◆ Written problem ◆
Convert every line of the data below into a JSON list of strings, one string per line, skipping blank lines. Leave out the pictures.

**** Records for this task ****

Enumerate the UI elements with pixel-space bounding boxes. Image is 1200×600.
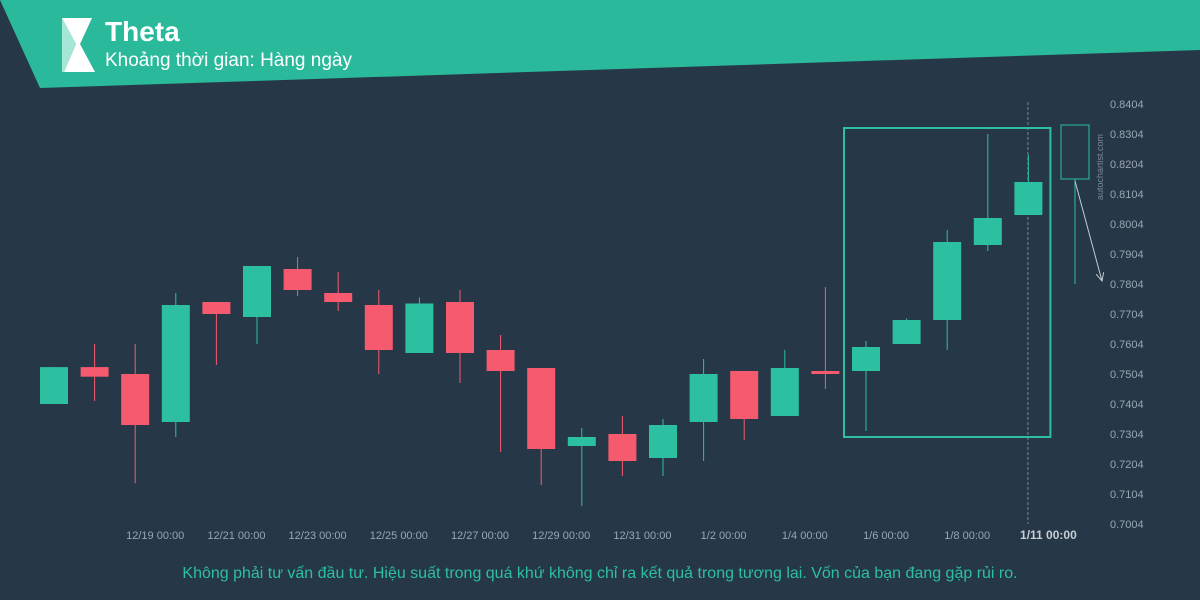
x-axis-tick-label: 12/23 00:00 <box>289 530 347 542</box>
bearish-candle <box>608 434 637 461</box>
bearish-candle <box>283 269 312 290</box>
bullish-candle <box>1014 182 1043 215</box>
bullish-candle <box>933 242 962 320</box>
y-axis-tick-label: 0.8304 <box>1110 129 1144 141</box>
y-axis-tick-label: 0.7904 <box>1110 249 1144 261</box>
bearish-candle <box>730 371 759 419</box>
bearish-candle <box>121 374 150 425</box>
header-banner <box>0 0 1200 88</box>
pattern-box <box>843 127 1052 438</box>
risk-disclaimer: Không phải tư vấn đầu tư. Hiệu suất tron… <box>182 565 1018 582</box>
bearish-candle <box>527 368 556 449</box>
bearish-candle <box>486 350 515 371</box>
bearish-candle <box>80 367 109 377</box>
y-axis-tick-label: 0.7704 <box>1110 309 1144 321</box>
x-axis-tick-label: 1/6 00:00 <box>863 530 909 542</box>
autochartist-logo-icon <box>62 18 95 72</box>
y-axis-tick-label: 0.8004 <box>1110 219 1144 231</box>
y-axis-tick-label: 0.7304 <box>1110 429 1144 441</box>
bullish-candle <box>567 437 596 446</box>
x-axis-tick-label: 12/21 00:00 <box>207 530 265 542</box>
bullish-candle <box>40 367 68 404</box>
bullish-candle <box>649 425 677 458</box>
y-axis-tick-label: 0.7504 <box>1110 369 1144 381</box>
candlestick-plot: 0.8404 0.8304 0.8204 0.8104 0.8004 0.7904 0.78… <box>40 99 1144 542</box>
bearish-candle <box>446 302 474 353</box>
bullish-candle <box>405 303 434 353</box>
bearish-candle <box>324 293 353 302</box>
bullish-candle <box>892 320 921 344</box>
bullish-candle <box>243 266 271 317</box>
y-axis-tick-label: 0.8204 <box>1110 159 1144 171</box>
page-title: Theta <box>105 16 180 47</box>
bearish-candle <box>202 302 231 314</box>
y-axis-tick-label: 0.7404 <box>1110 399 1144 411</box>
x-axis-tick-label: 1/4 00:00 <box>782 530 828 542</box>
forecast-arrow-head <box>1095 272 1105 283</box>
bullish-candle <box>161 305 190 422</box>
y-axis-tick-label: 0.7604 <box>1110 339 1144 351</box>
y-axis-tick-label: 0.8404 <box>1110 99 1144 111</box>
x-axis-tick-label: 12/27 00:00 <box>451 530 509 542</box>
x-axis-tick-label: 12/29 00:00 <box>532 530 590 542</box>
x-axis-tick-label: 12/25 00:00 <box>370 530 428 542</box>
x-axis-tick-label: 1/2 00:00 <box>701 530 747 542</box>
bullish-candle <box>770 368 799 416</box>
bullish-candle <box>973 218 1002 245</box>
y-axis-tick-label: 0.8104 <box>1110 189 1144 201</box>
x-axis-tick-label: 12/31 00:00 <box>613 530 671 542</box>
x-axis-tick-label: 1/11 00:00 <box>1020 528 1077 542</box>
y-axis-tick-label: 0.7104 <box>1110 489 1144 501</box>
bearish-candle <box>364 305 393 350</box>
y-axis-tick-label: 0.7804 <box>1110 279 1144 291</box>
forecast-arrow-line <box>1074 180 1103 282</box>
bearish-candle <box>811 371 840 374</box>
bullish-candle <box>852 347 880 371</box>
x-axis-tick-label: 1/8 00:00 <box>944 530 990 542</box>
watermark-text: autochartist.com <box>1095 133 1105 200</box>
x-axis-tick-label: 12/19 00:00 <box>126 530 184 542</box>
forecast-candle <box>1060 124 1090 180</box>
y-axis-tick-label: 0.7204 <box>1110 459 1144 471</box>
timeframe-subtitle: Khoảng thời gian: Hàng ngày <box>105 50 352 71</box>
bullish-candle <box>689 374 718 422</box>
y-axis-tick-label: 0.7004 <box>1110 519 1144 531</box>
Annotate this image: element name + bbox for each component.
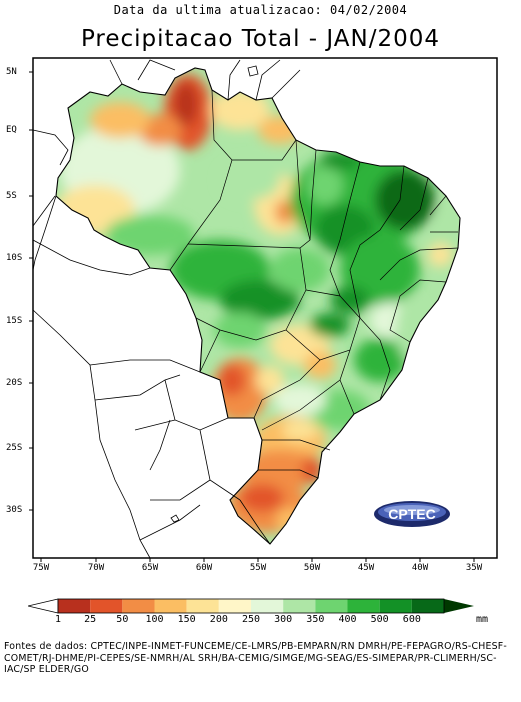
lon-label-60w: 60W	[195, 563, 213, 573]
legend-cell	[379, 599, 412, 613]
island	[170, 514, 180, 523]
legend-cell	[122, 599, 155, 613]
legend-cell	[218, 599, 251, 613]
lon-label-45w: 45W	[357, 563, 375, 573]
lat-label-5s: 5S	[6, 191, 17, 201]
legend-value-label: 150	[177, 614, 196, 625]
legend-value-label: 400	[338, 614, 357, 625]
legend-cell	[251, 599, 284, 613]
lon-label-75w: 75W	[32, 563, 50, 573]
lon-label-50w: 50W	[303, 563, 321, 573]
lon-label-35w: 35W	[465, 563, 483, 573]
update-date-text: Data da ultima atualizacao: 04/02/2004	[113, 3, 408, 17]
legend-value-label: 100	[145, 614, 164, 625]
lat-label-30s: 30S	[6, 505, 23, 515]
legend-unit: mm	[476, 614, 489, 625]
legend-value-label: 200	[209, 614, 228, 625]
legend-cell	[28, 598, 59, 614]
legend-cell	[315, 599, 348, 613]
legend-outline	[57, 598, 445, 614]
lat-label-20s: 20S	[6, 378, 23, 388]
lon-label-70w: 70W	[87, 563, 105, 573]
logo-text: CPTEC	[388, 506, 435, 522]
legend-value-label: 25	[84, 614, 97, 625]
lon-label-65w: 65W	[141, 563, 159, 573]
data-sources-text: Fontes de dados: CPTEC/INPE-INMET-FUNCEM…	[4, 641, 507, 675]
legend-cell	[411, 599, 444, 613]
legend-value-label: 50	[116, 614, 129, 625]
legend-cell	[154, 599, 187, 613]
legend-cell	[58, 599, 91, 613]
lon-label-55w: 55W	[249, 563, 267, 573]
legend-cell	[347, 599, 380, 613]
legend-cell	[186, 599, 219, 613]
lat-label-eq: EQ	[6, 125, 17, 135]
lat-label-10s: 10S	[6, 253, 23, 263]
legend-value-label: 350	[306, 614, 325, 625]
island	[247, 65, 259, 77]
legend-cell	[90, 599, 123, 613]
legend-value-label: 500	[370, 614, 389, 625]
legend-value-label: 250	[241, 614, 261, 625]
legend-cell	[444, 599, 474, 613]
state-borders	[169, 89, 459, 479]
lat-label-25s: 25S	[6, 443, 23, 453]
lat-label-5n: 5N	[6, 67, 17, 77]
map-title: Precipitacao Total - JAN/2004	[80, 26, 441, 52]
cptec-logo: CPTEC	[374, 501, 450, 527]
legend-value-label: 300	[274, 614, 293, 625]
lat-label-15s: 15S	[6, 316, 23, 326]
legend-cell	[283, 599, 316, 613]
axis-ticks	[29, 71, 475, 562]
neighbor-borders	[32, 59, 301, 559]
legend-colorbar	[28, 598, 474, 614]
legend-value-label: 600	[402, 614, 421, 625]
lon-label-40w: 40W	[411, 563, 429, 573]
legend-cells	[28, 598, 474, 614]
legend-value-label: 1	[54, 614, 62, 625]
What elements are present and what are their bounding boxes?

****

◆ Result of the exercise ◆
[
  "Enumerate the UI elements with pixel-space bounding boxes. Image is 1200×600.",
  "x-axis-tick-label: 12/23 00:00 <box>289 530 347 542</box>",
  "bearish-candle <box>608 434 637 461</box>",
  "bearish-candle <box>283 269 312 290</box>",
  "bullish-candle <box>1014 182 1043 215</box>",
  "bullish-candle <box>933 242 962 320</box>",
  "y-axis-tick-label: 0.8304 <box>1110 129 1144 141</box>",
  "y-axis-tick-label: 0.7904 <box>1110 249 1144 261</box>",
  "bearish-candle <box>730 371 759 419</box>",
  "bearish-candle <box>121 374 150 425</box>",
  "header-banner <box>0 0 1200 88</box>",
  "pattern-box <box>843 127 1052 438</box>",
  "risk-disclaimer: Không phải tư vấn đầu tư. Hiệu suất tron… <box>182 565 1018 582</box>",
  "bearish-candle <box>527 368 556 449</box>",
  "bearish-candle <box>486 350 515 371</box>",
  "bearish-candle <box>80 367 109 377</box>",
  "y-axis-tick-label: 0.7704 <box>1110 309 1144 321</box>",
  "x-axis-tick-label: 1/6 00:00 <box>863 530 909 542</box>",
  "autochartist-logo-icon <box>62 18 95 72</box>",
  "y-axis-tick-label: 0.8004 <box>1110 219 1144 231</box>",
  "y-axis-tick-label: 0.7304 <box>1110 429 1144 441</box>",
  "bullish-candle <box>567 437 596 446</box>",
  "x-axis-tick-label: 12/21 00:00 <box>207 530 265 542</box>",
  "bullish-candle <box>40 367 68 404</box>",
  "bullish-candle <box>649 425 677 458</box>",
  "y-axis-tick-label: 0.7504 <box>1110 369 1144 381</box>",
  "candlestick-plot: 0.8404 0.8304 0.8204 0.8104 0.8004 0.7904 0.78… <box>40 99 1144 542</box>",
  "bearish-candle <box>446 302 474 353</box>",
  "bullish-candle <box>405 303 434 353</box>",
  "bearish-candle <box>324 293 353 302</box>",
  "bullish-candle <box>892 320 921 344</box>",
  "bullish-candle <box>243 266 271 317</box>",
  "y-axis-tick-label: 0.8204 <box>1110 159 1144 171</box>",
  "page-title: Theta <box>105 16 180 47</box>",
  "bearish-candle <box>202 302 231 314</box>",
  "y-axis-tick-label: 0.7404 <box>1110 399 1144 411</box>",
  "x-axis-tick-label: 1/4 00:00 <box>782 530 828 542</box>",
  "forecast-arrow-head <box>1095 272 1105 283</box>",
  "bullish-candle <box>161 305 190 422</box>",
  "y-axis-tick-label: 0.7604 <box>1110 339 1144 351</box>",
  "y-axis-tick-label: 0.8404 <box>1110 99 1144 111</box>",
  "x-axis-tick-label: 12/27 00:00 <box>451 530 509 542</box>",
  "x-axis-tick-label: 12/29 00:00 <box>532 530 590 542</box>",
  "x-axis-tick-label: 12/25 00:00 <box>370 530 428 542</box>",
  "x-axis-tick-label: 1/2 00:00 <box>701 530 747 542</box>",
  "bullish-candle <box>770 368 799 416</box>",
  "bullish-candle <box>973 218 1002 245</box>",
  "y-axis-tick-label: 0.8104 <box>1110 189 1144 201</box>",
  "x-axis-tick-label: 12/31 00:00 <box>613 530 671 542</box>",
  "x-axis-tick-label: 1/11 00:00 <box>1020 528 1077 542</box>",
  "y-axis-tick-label: 0.7104 <box>1110 489 1144 501</box>",
  "bearish-candle <box>364 305 393 350</box>",
  "y-axis-tick-label: 0.7804 <box>1110 279 1144 291</box>",
  "forecast-arrow-line <box>1074 180 1103 282</box>",
  "bearish-candle <box>811 371 840 374</box>",
  "bullish-candle <box>852 347 880 371</box>",
  "x-axis-tick-label: 1/8 00:00 <box>944 530 990 542</box>",
  "watermark-text: autochartist.com <box>1095 133 1105 200</box>",
  "x-axis-tick-label: 12/19 00:00 <box>126 530 184 542</box>",
  "forecast-candle <box>1060 124 1090 180</box>",
  "y-axis-tick-label: 0.7204 <box>1110 459 1144 471</box>",
  "timeframe-subtitle: Khoảng thời gian: Hàng ngày <box>105 50 352 71</box>",
  "bullish-candle <box>689 374 718 422</box>",
  "y-axis-tick-label: 0.7004 <box>1110 519 1144 531</box>",
  "Annotate this image: element name + bbox for each component.",
  "lon-label-60w: 60W\t[195, 563, 213, 573]",
  "legend-cell\t[379, 599, 412, 613]",
  "island\t[170, 514, 180, 523]",
  "legend-cell\t[122, 599, 155, 613]",
  "legend-cell\t[218, 599, 251, 613]",
  "lon-label-45w: 45W\t[357, 563, 375, 573]",
  "lat-label-5s: 5S\t[6, 191, 17, 201]",
  "legend-value-label: 150\t[177, 614, 196, 625]",
  "legend-value-label: 400\t[338, 614, 357, 625]",
  "legend-cell\t[251, 599, 284, 613]",
  "lon-label-75w: 75W\t[32, 563, 50, 573]",
  "lon-label-50w: 50W\t[303, 563, 321, 573]",
  "lon-label-35w: 35W\t[465, 563, 483, 573]",
  "update-date-text: Data da ultima atualizacao: 04/02/2004\t[113, 3, 408, 17]",
  "legend-value-label: 100\t[145, 614, 164, 625]",
  "lat-label-30s: 30S\t[6, 505, 23, 515]",
  "legend-unit: mm\t[476, 614, 489, 625]",
  "legend-value-label: 200\t[209, 614, 228, 625]",
  "legend-cell\t[28, 598, 59, 614]",
  "legend-cell\t[315, 599, 348, 613]",
  "legend-outline\t[57, 598, 445, 614]",
  "lat-label-20s: 20S\t[6, 378, 23, 388]",
  "lon-label-70w: 70W\t[87, 563, 105, 573]",
  "logo-text: CPTEC\t[388, 506, 435, 522]",
  "legend-value-label: 25\t[84, 614, 97, 625]",
  "lon-label-65w: 65W\t[141, 563, 159, 573]",
  "data-sources-text: Fontes de dados: CPTEC/INPE-INMET-FUNCEM…\t[4, 641, 507, 675]",
  "legend-cell\t[411, 599, 444, 613]",
  "legend-value-label: 50\t[116, 614, 129, 625]",
  "legend-cell\t[154, 599, 187, 613]",
  "legend-cell\t[58, 599, 91, 613]",
  "lon-label-55w: 55W\t[249, 563, 267, 573]",
  "legend-cell\t[347, 599, 380, 613]",
  "legend-cell\t[186, 599, 219, 613]",
  "lat-label-eq: EQ\t[6, 125, 17, 135]",
  "lat-label-10s: 10S\t[6, 253, 23, 263]",
  "legend-value-label: 350\t[306, 614, 325, 625]",
  "island\t[247, 65, 259, 77]",
  "legend-cell\t[90, 599, 123, 613]",
  "legend-value-label: 500\t[370, 614, 389, 625]",
  "legend-value-label: 250\t[241, 614, 261, 625]",
  "legend-cell\t[444, 599, 474, 613]",
  "state-borders\t[169, 89, 459, 479]",
  "lat-label-25s: 25S\t[6, 443, 23, 453]",
  "lat-label-5n: 5N\t[6, 67, 17, 77]",
  "map-title: Precipitacao Total - JAN/2004\t[80, 26, 441, 52]",
  "cptec-logo: CPTEC\t[374, 501, 450, 527]",
  "legend-value-label: 300\t[274, 614, 293, 625]",
  "lat-label-15s: 15S\t[6, 316, 23, 326]",
  "legend-cell\t[283, 599, 316, 613]",
  "axis-ticks\t[29, 71, 475, 562]",
  "neighbor-borders\t[32, 59, 301, 559]",
  "legend-colorbar\t[28, 598, 474, 614]",
  "legend-value-label: 600\t[402, 614, 421, 625]",
  "lon-label-40w: 40W\t[411, 563, 429, 573]",
  "legend-cells\t[28, 598, 474, 614]",
  "legend-value-label: 1\t[54, 614, 62, 625]",
  "What elements are present and what are their bounding boxes?"
]